- **Given information**
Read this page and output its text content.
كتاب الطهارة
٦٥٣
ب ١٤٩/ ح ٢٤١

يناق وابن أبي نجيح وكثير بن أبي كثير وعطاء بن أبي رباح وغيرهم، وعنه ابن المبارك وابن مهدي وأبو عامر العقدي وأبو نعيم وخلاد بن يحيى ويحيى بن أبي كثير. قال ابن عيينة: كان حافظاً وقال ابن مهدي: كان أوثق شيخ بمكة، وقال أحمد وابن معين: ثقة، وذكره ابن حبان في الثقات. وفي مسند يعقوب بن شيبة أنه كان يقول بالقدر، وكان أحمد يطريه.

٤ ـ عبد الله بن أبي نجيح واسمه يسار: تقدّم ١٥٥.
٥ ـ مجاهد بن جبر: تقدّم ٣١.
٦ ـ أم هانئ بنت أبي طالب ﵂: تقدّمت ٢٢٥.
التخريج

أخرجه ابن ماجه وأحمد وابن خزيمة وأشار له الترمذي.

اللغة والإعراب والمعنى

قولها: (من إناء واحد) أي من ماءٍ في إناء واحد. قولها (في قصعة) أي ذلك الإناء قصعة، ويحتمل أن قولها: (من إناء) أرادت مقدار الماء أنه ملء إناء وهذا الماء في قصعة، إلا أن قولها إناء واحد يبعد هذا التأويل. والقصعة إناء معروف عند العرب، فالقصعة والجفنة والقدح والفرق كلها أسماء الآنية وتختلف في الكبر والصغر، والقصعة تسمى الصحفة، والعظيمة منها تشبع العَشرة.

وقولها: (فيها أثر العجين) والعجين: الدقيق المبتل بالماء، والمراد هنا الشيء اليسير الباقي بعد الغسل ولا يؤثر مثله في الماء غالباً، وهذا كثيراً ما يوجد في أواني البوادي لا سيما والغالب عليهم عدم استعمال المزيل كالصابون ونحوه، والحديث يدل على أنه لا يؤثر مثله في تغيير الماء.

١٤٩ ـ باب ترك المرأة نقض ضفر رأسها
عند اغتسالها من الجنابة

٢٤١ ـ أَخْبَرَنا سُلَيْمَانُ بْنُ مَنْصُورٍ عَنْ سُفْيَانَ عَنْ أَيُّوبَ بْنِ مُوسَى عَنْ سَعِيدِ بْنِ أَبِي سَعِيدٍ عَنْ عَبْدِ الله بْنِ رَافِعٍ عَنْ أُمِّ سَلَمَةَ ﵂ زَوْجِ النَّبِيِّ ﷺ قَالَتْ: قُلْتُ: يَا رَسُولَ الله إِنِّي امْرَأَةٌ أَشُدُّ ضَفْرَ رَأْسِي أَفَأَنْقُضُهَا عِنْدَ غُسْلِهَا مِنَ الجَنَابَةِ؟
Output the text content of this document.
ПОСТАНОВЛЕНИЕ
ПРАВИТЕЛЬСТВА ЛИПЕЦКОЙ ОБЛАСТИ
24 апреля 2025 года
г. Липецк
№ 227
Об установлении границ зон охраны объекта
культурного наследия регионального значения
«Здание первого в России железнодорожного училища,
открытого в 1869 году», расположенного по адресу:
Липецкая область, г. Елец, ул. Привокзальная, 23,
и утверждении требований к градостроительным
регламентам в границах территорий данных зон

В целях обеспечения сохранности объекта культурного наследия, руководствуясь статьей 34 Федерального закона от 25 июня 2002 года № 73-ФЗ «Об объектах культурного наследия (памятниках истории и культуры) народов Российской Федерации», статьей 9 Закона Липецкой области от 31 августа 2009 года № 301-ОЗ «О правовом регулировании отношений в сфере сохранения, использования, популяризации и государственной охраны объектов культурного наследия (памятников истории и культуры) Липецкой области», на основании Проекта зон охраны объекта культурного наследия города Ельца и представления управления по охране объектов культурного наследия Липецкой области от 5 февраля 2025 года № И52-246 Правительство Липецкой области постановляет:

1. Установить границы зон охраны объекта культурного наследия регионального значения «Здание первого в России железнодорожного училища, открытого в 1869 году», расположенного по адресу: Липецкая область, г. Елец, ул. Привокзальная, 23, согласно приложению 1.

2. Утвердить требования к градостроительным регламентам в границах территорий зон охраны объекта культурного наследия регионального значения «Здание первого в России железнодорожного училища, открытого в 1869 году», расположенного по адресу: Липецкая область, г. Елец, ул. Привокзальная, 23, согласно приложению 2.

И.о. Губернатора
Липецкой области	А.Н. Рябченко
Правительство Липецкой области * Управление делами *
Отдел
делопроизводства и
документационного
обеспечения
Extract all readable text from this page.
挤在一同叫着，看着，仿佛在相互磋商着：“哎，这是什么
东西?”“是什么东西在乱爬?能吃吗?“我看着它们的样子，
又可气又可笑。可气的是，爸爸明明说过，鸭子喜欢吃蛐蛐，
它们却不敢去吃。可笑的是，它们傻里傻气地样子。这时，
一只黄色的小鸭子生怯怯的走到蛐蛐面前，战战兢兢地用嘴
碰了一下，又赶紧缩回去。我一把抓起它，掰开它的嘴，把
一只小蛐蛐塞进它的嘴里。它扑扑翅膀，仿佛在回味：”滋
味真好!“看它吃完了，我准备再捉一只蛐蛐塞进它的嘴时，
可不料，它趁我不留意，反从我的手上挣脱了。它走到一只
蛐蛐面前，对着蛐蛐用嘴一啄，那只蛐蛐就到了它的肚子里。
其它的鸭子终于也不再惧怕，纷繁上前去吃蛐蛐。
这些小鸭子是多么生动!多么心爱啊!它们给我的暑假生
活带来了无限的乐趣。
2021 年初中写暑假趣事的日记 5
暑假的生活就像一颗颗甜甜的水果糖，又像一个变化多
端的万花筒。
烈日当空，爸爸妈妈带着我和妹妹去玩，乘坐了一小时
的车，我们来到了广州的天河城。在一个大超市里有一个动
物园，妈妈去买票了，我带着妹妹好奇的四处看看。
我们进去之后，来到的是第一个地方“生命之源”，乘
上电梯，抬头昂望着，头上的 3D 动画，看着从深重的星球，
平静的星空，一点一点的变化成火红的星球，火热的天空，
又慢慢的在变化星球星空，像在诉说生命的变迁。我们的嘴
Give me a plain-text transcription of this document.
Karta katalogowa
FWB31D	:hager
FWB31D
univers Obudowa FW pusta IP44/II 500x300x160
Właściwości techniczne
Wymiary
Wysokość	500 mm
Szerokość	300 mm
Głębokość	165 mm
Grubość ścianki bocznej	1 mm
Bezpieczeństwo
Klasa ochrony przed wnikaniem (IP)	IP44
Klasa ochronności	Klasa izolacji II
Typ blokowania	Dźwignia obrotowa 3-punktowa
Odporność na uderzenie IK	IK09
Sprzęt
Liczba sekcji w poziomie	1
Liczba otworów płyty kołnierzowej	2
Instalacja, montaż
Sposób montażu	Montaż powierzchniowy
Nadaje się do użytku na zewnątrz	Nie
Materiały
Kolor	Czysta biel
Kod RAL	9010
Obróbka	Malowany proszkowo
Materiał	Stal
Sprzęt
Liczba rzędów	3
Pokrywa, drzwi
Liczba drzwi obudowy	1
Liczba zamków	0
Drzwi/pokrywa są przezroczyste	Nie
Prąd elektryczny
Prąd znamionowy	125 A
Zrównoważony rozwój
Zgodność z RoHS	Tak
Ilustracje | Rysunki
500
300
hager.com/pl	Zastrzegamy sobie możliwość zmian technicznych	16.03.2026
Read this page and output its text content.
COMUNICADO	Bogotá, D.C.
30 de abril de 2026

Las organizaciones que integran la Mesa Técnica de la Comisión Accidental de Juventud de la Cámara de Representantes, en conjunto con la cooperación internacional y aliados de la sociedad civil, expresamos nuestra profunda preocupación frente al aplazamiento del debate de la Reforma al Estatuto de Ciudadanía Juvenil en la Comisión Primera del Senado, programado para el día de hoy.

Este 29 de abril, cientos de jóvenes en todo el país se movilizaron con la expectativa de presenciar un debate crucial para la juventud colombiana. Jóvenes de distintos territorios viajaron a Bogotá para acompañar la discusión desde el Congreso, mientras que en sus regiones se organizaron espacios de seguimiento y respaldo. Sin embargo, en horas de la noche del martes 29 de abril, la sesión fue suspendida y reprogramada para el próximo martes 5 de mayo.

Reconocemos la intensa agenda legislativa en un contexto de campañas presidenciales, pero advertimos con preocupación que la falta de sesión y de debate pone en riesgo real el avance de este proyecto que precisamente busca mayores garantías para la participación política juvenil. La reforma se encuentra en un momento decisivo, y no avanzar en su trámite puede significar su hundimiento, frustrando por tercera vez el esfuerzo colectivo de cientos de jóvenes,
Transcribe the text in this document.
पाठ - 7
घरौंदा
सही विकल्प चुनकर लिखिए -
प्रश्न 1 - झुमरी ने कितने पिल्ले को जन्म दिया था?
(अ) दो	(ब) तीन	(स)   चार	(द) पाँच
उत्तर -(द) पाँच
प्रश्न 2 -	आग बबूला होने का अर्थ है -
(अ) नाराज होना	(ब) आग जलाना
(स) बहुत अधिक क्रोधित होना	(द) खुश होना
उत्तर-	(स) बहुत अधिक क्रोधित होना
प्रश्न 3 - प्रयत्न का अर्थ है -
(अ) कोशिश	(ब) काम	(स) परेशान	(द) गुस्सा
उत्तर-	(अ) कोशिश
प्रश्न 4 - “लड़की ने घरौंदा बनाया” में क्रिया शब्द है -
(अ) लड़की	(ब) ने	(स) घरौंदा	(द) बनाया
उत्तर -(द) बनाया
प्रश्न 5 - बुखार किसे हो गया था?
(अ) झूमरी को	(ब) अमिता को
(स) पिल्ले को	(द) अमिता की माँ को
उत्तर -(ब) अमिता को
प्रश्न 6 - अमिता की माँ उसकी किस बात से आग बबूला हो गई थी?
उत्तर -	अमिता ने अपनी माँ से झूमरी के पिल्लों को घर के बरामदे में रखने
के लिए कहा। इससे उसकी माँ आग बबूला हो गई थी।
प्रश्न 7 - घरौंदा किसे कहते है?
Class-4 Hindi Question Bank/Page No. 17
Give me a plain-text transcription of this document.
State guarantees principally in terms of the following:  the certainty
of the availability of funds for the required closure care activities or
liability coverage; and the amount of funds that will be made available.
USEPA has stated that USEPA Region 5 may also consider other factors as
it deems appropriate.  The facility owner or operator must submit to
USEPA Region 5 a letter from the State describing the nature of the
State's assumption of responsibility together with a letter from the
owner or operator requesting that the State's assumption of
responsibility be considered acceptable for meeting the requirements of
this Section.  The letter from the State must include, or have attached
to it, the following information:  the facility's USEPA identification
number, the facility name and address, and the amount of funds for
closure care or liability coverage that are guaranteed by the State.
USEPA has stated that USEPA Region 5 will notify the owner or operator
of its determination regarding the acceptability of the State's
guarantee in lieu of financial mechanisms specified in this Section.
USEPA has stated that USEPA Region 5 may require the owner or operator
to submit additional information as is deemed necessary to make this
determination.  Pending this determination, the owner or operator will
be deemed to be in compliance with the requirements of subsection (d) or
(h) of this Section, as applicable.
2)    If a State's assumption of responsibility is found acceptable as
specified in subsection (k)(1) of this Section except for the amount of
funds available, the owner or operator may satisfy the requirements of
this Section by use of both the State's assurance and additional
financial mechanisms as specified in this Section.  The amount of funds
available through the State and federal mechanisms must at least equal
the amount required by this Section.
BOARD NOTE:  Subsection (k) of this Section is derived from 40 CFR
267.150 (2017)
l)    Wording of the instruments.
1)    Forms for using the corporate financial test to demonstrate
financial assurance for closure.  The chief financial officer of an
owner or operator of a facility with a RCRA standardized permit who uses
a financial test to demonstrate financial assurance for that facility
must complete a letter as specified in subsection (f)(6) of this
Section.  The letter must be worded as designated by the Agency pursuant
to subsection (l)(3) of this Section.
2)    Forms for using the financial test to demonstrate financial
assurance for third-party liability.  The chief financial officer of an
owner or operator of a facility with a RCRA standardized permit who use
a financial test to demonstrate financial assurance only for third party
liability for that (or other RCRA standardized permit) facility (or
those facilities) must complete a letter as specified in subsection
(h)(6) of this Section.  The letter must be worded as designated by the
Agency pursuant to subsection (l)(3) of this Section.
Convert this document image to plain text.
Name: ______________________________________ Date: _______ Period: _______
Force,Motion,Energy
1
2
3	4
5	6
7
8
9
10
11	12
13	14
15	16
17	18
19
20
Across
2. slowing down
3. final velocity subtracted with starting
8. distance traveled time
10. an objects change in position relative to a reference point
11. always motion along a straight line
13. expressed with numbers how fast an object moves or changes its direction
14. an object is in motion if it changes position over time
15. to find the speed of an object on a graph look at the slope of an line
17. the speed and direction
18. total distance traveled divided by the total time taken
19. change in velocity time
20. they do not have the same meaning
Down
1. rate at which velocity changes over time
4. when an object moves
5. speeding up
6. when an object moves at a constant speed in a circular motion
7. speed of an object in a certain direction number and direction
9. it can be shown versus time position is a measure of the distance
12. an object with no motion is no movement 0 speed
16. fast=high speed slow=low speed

- **What to do**
Return each line of the listing that holds the string "RCRA".

- **Task answer**
owner or operator of a facility with a RCRA standardized permit who uses
owner or operator of a facility with a RCRA standardized permit who use
liability for that (or other RCRA standardized permit) facility (or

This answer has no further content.